• **Directions for this task**:
Count the lines that include the string "مسند", and give only that number.
# START OF Listed records
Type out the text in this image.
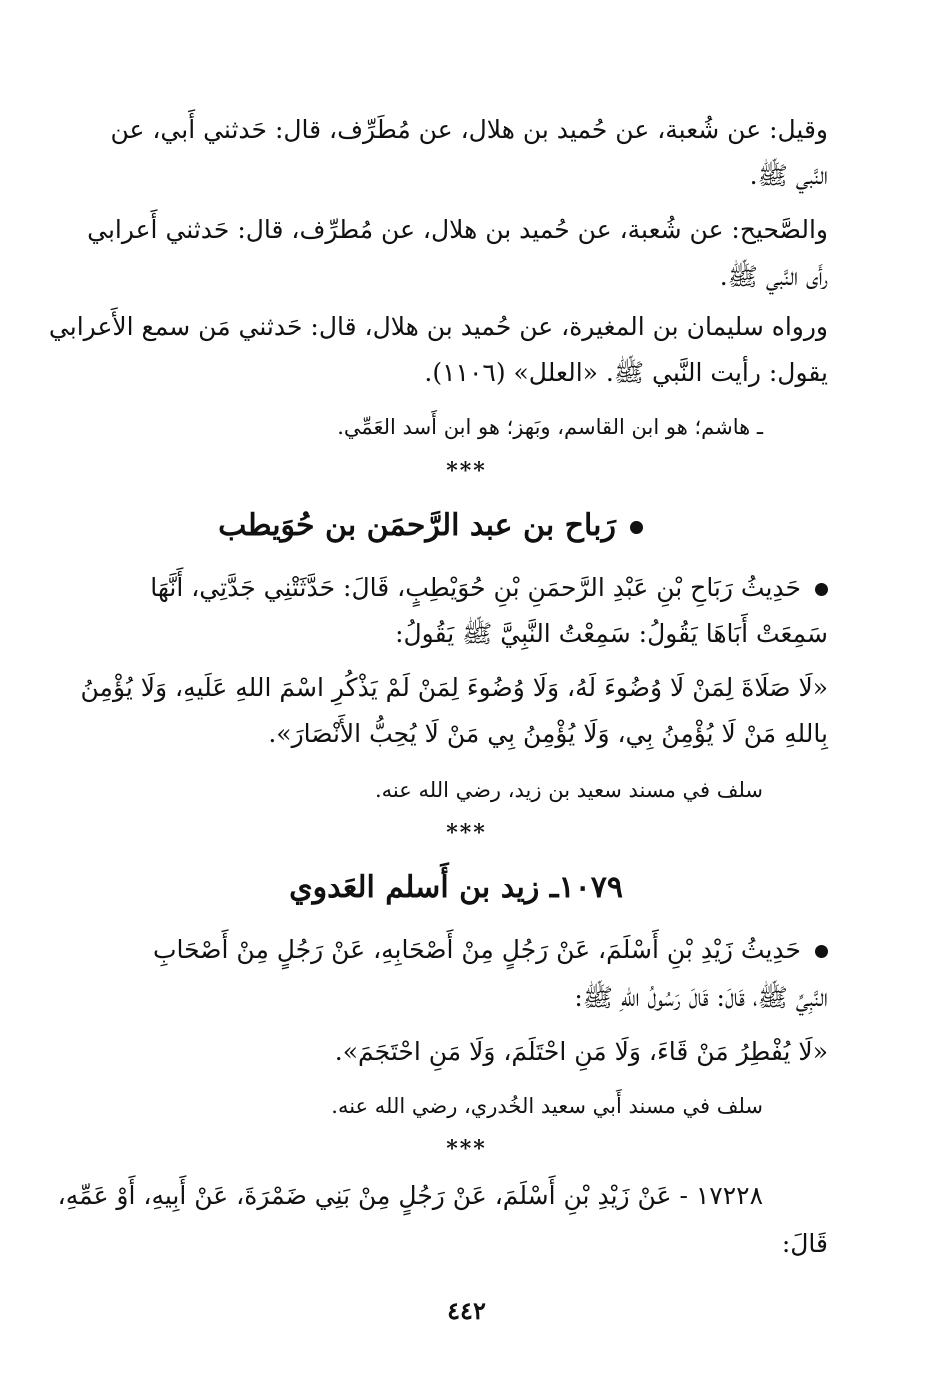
وقيل: عن شُعبة، عن حُميد بن هلال، عن مُطَرِّف، قال: حَدثني أَبي، عن
النَّبي ﷺ.
والصَّحيح: عن شُعبة، عن حُميد بن هلال، عن مُطرِّف، قال: حَدثني أَعرابي
رأَى النَّبي ﷺ.
ورواه سليمان بن المغيرة، عن حُميد بن هلال، قال: حَدثني مَن سمع الأَعرابي
يقول: رأيت النَّبي ﷺ. «العلل» (١١٠٦).
ـ هاشم؛ هو ابن القاسم، وبَهز؛ هو ابن أَسد العَمِّي.
***
رَباح بن عبد الرَّحمَن بن حُوَيطب
حَدِيثُ رَبَاحِ بْنِ عَبْدِ الرَّحمَنِ بْنِ حُوَيْطِبٍ، قَالَ: حَدَّثَتْنِي جَدَّتِي، أَنَّهَا
سَمِعَتْ أَبَاهَا يَقُولُ: سَمِعْتُ النَّبِيَّ ﷺ يَقُولُ:
«لَا صَلَاةَ لِمَنْ لَا وُضُوءَ لَهُ، وَلَا وُضُوءَ لِمَنْ لَمْ يَذْكُرِ اسْمَ اللهِ عَلَيهِ، وَلَا يُؤْمِنُ
بِاللهِ مَنْ لَا يُؤْمِنُ بِي، وَلَا يُؤْمِنُ بِي مَنْ لَا يُحِبُّ الأَنْصَارَ».
سلف في مسند سعيد بن زيد، رضي الله عنه.
***
١٠٧٩ـ زيد بن أَسلم العَدوي
حَدِيثُ زَيْدِ بْنِ أَسْلَمَ، عَنْ رَجُلٍ مِنْ أَصْحَابِهِ، عَنْ رَجُلٍ مِنْ أَصْحَابِ
النَّبِيِّ ﷺ، قَالَ: قَالَ رَسُولُ اللهِ ﷺ:
«لَا يُفْطِرُ مَنْ قَاءَ، وَلَا مَنِ احْتَلَمَ، وَلَا مَنِ احْتَجَمَ».
سلف في مسند أَبي سعيد الخُدري، رضي الله عنه.
***
١٧٢٢٨ - عَنْ زَيْدِ بْنِ أَسْلَمَ، عَنْ رَجُلٍ مِنْ بَنِي ضَمْرَةَ، عَنْ أَبِيهِ، أَوْ عَمِّهِ،
قَالَ:
٤٤٢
# END OF Listed records
• **Completed task**:
2